━━━ Records to process ━━━

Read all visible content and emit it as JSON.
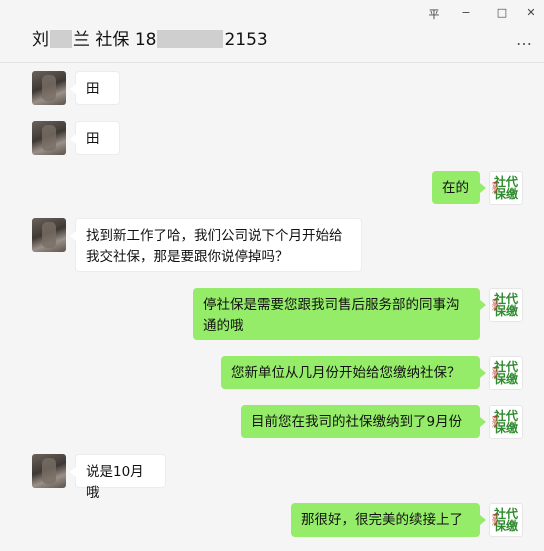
{
  "header": {
    "name_start": "刘",
    "name_end": "兰",
    "label": "社保",
    "phone_start": "18",
    "phone_end": "2153",
    "more_label": "…"
  },
  "window_controls": {
    "pin": "平",
    "minimize": "−",
    "maximize": "□",
    "close": "✕"
  },
  "messages": [
    {
      "side": "left",
      "text": "田"
    },
    {
      "side": "left",
      "text": "田"
    },
    {
      "side": "right",
      "text": "在的"
    },
    {
      "side": "left",
      "line1": "找到新工作了哈，我们公司说下个月开始给",
      "line2": "我交社保，那是要跟你说停掉吗？"
    },
    {
      "side": "right",
      "line1": "停社保是需要您跟我司售后服务部的同事沟",
      "line2": "通的哦"
    },
    {
      "side": "right",
      "text": "您新单位从几月份开始给您缴纳社保？"
    },
    {
      "side": "right",
      "text": "目前您在我司的社保缴纳到了9月份"
    },
    {
      "side": "left",
      "text": "说是10月哦"
    },
    {
      "side": "right",
      "text": "那很好，很完美的续接上了"
    }
  ],
  "brand_avatar": {
    "line1": "社代",
    "line2": "保缴",
    "small": "壹滨"
  },
  "colors": {
    "sent_bubble": "#95ec69",
    "received_bubble": "#ffffff",
    "background": "#f5f5f5"
  }
}
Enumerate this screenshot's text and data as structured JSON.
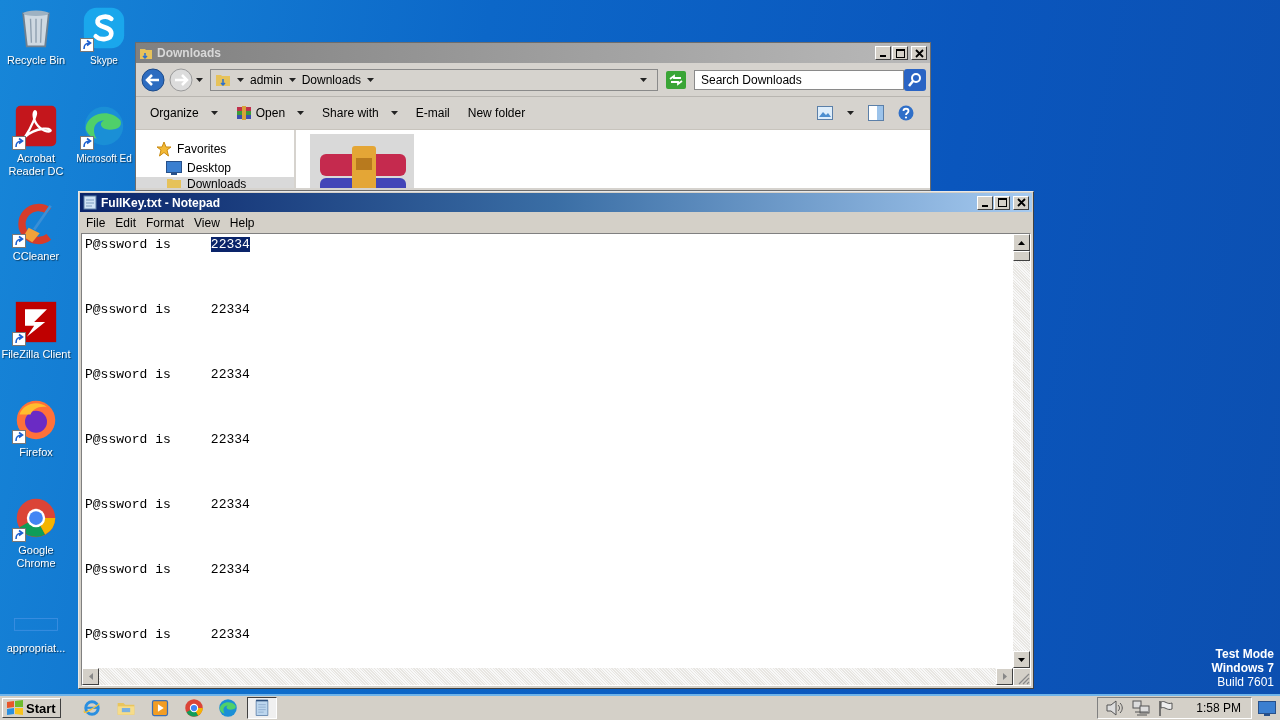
{
  "desktop": {
    "columns": [
      {
        "icons": [
          {
            "label": "Recycle Bin",
            "kind": "bin",
            "shortcut": false
          },
          {
            "label": "Acrobat Reader DC",
            "kind": "acrobat",
            "shortcut": true
          },
          {
            "label": "CCleaner",
            "kind": "ccleaner",
            "shortcut": true
          },
          {
            "label": "FileZilla Client",
            "kind": "filezilla",
            "shortcut": true
          },
          {
            "label": "Firefox",
            "kind": "firefox",
            "shortcut": true
          },
          {
            "label": "Google Chrome",
            "kind": "chrome",
            "shortcut": true
          },
          {
            "label": "appropriat...",
            "kind": "blank",
            "shortcut": false
          }
        ]
      },
      {
        "icons": [
          {
            "label": "Skype",
            "kind": "skype",
            "shortcut": true
          },
          {
            "label": "Microsoft Ed",
            "kind": "edge",
            "shortcut": true
          }
        ]
      }
    ],
    "system_text": [
      "Test Mode",
      "Windows 7",
      "Build 7601"
    ]
  },
  "explorer": {
    "title": "Downloads",
    "breadcrumb": [
      "admin",
      "Downloads"
    ],
    "search": {
      "placeholder": "Search Downloads"
    },
    "toolbar": [
      {
        "label": "Organize",
        "dropdown": true,
        "kind": "text"
      },
      {
        "label": "Open",
        "dropdown": true,
        "kind": "archive"
      },
      {
        "label": "Share with",
        "dropdown": true,
        "kind": "text"
      },
      {
        "label": "E-mail",
        "dropdown": false,
        "kind": "text"
      },
      {
        "label": "New folder",
        "dropdown": false,
        "kind": "text"
      }
    ],
    "nav": [
      {
        "label": "Favorites",
        "kind": "star",
        "selected": false
      },
      {
        "label": "Desktop",
        "kind": "desktop",
        "selected": false
      },
      {
        "label": "Downloads",
        "kind": "folder",
        "selected": true
      }
    ],
    "files": [
      {
        "kind": "archive",
        "selected": true
      }
    ]
  },
  "notepad": {
    "title": "FullKey.txt - Notepad",
    "menu": [
      "File",
      "Edit",
      "Format",
      "View",
      "Help"
    ],
    "lines": [
      {
        "text": "P@ssword is",
        "value": "22334",
        "selected": true
      },
      {
        "text": "P@ssword is",
        "value": "22334",
        "selected": false
      },
      {
        "text": "P@ssword is",
        "value": "22334",
        "selected": false
      },
      {
        "text": "P@ssword is",
        "value": "22334",
        "selected": false
      },
      {
        "text": "P@ssword is",
        "value": "22334",
        "selected": false
      },
      {
        "text": "P@ssword is",
        "value": "22334",
        "selected": false
      },
      {
        "text": "P@ssword is",
        "value": "22334",
        "selected": false
      }
    ]
  },
  "taskbar": {
    "start": "Start",
    "apps": [
      {
        "kind": "ie",
        "selected": false
      },
      {
        "kind": "explorer",
        "selected": false
      },
      {
        "kind": "media",
        "selected": false
      },
      {
        "kind": "chrome",
        "selected": false
      },
      {
        "kind": "edge",
        "selected": false
      },
      {
        "kind": "notepad",
        "selected": true
      }
    ],
    "clock": "1:58 PM"
  }
}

━━━

- _Aim of the task_
Report every line in the data above in which the word "Downloads" appears.

- _Answer_
    "title": "Downloads",
      "Downloads"
      "placeholder": "Search Downloads"
        "label": "Downloads",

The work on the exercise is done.